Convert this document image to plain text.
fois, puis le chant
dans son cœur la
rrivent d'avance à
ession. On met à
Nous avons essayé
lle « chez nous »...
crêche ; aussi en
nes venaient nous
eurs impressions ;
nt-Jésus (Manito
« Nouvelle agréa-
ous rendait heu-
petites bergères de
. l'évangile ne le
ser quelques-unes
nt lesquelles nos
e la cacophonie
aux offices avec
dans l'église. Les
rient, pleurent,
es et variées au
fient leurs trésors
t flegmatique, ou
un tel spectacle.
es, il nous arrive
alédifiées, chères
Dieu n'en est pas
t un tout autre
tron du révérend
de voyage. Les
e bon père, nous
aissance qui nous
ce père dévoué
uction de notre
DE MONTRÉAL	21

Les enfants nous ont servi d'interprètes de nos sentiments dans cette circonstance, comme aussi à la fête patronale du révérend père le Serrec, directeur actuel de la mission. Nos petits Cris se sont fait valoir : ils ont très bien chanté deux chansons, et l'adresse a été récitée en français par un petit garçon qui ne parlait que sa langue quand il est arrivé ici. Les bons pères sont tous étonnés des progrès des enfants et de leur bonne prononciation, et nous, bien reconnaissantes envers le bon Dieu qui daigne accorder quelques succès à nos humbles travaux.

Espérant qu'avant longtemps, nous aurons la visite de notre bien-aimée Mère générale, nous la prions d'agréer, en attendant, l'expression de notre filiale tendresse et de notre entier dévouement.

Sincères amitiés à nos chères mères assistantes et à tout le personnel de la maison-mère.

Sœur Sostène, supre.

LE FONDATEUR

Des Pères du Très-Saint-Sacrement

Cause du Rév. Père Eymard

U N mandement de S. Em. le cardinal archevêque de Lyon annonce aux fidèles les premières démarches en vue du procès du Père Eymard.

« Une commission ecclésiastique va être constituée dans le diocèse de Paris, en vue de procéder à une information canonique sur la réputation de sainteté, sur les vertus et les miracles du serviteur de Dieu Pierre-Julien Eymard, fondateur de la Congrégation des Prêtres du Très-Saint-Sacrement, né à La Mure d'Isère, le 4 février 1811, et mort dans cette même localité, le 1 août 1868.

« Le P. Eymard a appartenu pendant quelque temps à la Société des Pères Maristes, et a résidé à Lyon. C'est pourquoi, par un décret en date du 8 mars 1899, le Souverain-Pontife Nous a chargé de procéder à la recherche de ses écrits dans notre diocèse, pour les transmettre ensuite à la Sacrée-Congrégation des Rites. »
________________________
Repeat every record, exactly as written.

Convert this document image to plain text.
fois, puis le chant
dans son cœur la
rrivent d'avance à
ession. On met à
Nous avons essayé
lle « chez nous »...
crêche ; aussi en
nes venaient nous
eurs impressions ;
nt-Jésus (Manito
« Nouvelle agréa-
ous rendait heu-
petites bergères de
. l'évangile ne le
ser quelques-unes
nt lesquelles nos
e la cacophonie
aux offices avec
dans l'église. Les
rient, pleurent,
es et variées au
fient leurs trésors
t flegmatique, ou
un tel spectacle.
es, il nous arrive
alédifiées, chères
Dieu n'en est pas
t un tout autre
tron du révérend
de voyage. Les
e bon père, nous
aissance qui nous
ce père dévoué
uction de notre
DE MONTRÉAL	21

Les enfants nous ont servi d'interprètes de nos sentiments dans cette circonstance, comme aussi à la fête patronale du révérend père le Serrec, directeur actuel de la mission. Nos petits Cris se sont fait valoir : ils ont très bien chanté deux chansons, et l'adresse a été récitée en français par un petit garçon qui ne parlait que sa langue quand il est arrivé ici. Les bons pères sont tous étonnés des progrès des enfants et de leur bonne prononciation, et nous, bien reconnaissantes envers le bon Dieu qui daigne accorder quelques succès à nos humbles travaux.

Espérant qu'avant longtemps, nous aurons la visite de notre bien-aimée Mère générale, nous la prions d'agréer, en attendant, l'expression de notre filiale tendresse et de notre entier dévouement.

Sincères amitiés à nos chères mères assistantes et à tout le personnel de la maison-mère.

Sœur Sostène, supre.

LE FONDATEUR

Des Pères du Très-Saint-Sacrement

Cause du Rév. Père Eymard

U N mandement de S. Em. le cardinal archevêque de Lyon annonce aux fidèles les premières démarches en vue du procès du Père Eymard.

« Une commission ecclésiastique va être constituée dans le diocèse de Paris, en vue de procéder à une information canonique sur la réputation de sainteté, sur les vertus et les miracles du serviteur de Dieu Pierre-Julien Eymard, fondateur de la Congrégation des Prêtres du Très-Saint-Sacrement, né à La Mure d'Isère, le 4 février 1811, et mort dans cette même localité, le 1 août 1868.

« Le P. Eymard a appartenu pendant quelque temps à la Société des Pères Maristes, et a résidé à Lyon. C'est pourquoi, par un décret en date du 8 mars 1899, le Souverain-Pontife Nous a chargé de procéder à la recherche de ses écrits dans notre diocèse, pour les transmettre ensuite à la Sacrée-Congrégation des Rites. »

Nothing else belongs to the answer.